**Data extract:**
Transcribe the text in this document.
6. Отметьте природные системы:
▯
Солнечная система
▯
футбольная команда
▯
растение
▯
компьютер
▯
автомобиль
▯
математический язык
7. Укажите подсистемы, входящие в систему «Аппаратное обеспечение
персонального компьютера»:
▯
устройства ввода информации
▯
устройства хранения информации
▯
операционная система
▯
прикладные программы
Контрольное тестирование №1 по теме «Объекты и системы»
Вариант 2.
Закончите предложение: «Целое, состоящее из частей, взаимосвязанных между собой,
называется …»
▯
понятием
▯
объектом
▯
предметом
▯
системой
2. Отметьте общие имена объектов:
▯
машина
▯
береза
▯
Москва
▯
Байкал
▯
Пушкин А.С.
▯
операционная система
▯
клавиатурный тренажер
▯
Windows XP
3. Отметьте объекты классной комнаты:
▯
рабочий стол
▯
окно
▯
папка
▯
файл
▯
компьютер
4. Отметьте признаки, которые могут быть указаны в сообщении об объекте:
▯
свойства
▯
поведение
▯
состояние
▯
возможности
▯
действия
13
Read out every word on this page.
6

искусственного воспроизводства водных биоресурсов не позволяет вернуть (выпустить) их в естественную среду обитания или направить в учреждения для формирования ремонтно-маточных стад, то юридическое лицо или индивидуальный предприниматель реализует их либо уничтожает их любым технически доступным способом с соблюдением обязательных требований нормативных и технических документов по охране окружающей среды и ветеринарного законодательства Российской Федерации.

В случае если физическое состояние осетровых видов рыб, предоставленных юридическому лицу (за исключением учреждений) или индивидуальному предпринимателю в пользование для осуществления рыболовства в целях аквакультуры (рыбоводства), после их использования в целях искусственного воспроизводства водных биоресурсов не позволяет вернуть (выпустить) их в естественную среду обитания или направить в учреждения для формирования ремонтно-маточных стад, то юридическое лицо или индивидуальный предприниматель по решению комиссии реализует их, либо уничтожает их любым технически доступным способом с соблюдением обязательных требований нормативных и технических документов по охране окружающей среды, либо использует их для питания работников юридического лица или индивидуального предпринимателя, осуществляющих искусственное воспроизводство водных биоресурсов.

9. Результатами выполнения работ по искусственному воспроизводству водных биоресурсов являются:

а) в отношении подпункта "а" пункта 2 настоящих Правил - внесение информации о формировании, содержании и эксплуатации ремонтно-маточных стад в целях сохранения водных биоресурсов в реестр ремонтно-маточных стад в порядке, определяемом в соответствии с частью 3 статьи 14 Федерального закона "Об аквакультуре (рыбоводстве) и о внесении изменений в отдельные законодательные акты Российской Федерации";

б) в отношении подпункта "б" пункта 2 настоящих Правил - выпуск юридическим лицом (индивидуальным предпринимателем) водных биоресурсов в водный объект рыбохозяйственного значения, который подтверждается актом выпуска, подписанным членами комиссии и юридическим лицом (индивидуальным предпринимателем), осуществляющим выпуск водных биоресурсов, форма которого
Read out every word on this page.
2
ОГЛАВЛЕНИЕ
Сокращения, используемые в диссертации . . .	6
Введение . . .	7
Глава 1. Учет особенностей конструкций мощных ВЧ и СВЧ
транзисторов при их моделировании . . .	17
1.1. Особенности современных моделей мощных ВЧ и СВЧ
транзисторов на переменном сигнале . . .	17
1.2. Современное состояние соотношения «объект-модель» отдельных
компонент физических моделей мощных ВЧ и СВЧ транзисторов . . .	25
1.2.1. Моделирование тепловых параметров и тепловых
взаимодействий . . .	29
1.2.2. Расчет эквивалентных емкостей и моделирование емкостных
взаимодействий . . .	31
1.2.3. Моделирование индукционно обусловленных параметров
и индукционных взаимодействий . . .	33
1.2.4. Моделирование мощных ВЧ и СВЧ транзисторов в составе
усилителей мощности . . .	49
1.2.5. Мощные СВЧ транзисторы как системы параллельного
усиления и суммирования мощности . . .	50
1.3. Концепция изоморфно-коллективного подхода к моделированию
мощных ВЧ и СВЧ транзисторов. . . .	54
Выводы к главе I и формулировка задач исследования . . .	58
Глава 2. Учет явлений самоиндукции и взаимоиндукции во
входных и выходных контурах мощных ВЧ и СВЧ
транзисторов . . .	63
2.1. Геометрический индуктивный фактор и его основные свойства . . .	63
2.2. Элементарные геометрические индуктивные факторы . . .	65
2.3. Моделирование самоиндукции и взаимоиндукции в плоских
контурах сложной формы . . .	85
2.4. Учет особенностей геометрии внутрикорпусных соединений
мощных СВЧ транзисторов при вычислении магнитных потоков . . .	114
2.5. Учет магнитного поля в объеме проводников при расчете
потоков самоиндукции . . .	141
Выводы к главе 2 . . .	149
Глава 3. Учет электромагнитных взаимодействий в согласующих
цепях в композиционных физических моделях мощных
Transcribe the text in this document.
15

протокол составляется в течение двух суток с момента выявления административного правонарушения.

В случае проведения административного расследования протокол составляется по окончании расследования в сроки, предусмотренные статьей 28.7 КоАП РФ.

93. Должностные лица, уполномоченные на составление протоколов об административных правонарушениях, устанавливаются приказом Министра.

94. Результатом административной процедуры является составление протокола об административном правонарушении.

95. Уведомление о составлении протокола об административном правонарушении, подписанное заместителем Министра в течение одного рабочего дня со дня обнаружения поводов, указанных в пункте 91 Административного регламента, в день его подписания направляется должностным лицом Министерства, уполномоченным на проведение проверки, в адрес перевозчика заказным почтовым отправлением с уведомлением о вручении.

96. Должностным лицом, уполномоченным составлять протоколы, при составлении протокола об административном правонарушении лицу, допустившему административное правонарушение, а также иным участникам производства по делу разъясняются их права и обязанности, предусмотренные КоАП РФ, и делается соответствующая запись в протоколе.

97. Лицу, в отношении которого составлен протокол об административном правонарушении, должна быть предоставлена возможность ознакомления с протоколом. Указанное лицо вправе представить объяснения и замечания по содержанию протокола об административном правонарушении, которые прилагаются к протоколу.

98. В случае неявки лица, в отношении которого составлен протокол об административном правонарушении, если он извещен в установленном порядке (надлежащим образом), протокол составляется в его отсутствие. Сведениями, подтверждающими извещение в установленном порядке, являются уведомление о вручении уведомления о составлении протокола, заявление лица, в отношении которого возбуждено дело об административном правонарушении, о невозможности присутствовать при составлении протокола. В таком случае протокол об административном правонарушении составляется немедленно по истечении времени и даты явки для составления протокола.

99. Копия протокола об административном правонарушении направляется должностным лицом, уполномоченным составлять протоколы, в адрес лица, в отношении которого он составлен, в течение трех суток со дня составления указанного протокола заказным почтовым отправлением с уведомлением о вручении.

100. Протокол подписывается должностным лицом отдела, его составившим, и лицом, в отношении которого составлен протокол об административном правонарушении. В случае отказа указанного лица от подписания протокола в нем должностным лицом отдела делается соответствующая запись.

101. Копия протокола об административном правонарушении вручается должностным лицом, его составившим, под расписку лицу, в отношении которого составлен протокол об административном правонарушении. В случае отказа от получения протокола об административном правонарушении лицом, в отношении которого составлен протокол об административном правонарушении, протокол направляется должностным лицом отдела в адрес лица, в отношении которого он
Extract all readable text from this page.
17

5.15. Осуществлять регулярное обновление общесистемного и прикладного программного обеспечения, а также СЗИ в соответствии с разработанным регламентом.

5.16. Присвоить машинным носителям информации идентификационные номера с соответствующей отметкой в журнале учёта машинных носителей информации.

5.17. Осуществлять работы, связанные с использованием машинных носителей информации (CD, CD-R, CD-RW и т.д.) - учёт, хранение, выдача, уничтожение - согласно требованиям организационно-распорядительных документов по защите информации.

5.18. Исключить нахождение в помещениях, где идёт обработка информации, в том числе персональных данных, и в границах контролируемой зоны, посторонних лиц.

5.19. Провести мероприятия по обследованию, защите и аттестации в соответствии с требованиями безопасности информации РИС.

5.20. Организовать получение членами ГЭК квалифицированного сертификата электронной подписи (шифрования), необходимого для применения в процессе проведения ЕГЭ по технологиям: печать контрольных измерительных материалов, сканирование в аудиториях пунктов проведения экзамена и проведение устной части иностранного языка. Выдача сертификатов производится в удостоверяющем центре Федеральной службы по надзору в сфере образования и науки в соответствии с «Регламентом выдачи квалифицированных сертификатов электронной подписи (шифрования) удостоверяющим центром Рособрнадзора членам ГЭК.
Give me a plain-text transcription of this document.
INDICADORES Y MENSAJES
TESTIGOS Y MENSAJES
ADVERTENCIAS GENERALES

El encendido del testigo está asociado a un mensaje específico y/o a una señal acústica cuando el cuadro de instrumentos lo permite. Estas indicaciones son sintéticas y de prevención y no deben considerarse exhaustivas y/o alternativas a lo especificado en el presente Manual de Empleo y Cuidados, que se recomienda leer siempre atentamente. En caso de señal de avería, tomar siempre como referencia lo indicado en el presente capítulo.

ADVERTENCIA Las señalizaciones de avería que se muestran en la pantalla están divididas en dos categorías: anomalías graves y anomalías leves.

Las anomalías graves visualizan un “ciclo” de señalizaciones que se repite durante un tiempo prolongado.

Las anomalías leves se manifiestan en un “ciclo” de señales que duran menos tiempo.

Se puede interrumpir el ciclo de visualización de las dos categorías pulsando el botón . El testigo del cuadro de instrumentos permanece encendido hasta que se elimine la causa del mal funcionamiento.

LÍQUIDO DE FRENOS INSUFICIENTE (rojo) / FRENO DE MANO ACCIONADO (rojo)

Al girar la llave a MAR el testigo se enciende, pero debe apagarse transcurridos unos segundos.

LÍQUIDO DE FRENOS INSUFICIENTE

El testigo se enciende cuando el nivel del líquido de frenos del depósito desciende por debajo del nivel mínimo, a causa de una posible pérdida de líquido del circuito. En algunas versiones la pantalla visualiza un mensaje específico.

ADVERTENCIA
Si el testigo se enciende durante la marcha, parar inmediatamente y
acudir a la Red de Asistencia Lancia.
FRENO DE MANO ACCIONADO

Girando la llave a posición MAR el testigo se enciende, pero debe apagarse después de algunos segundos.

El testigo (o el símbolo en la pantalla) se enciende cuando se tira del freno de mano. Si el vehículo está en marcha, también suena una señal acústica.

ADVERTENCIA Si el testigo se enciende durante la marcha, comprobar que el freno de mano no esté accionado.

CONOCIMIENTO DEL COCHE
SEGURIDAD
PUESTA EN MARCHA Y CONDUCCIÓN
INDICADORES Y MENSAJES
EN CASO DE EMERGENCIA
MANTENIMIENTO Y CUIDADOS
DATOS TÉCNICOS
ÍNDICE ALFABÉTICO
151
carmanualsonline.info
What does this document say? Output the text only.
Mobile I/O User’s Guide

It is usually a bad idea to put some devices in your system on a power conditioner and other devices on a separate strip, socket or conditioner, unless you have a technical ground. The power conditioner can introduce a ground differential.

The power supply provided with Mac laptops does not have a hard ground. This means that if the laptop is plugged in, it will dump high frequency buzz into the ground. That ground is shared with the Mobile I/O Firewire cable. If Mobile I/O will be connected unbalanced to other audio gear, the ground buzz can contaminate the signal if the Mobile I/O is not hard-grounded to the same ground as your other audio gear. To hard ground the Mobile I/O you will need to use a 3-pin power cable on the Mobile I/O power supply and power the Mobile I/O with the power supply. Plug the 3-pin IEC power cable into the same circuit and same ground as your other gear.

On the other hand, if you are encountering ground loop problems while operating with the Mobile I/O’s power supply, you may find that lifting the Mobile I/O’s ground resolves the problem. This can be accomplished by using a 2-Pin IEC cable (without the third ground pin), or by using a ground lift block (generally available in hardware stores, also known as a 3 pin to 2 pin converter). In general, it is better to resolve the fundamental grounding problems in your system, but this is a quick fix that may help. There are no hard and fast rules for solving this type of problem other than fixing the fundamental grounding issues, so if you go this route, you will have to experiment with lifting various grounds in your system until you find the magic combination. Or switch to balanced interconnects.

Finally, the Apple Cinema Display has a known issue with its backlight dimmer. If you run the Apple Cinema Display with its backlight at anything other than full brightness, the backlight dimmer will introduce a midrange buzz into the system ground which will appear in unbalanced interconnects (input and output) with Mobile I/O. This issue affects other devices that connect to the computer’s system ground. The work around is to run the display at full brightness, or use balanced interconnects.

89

**Aim:** Write out every line of the data that holds the word "подписания".

**Exercise answer:**
95. Уведомление о составлении протокола об административном правонарушении, подписанное заместителем Министра в течение одного рабочего дня со дня обнаружения поводов, указанных в пункте 91 Административного регламента, в день его подписания направляется должностным лицом Министерства, уполномоченным на проведение проверки, в адрес перевозчика заказным почтовым отправлением с уведомлением о вручении.
100. Протокол подписывается должностным лицом отдела, его составившим, и лицом, в отношении которого составлен протокол об административном правонарушении. В случае отказа указанного лица от подписания протокола в нем должностным лицом отдела делается соответствующая запись.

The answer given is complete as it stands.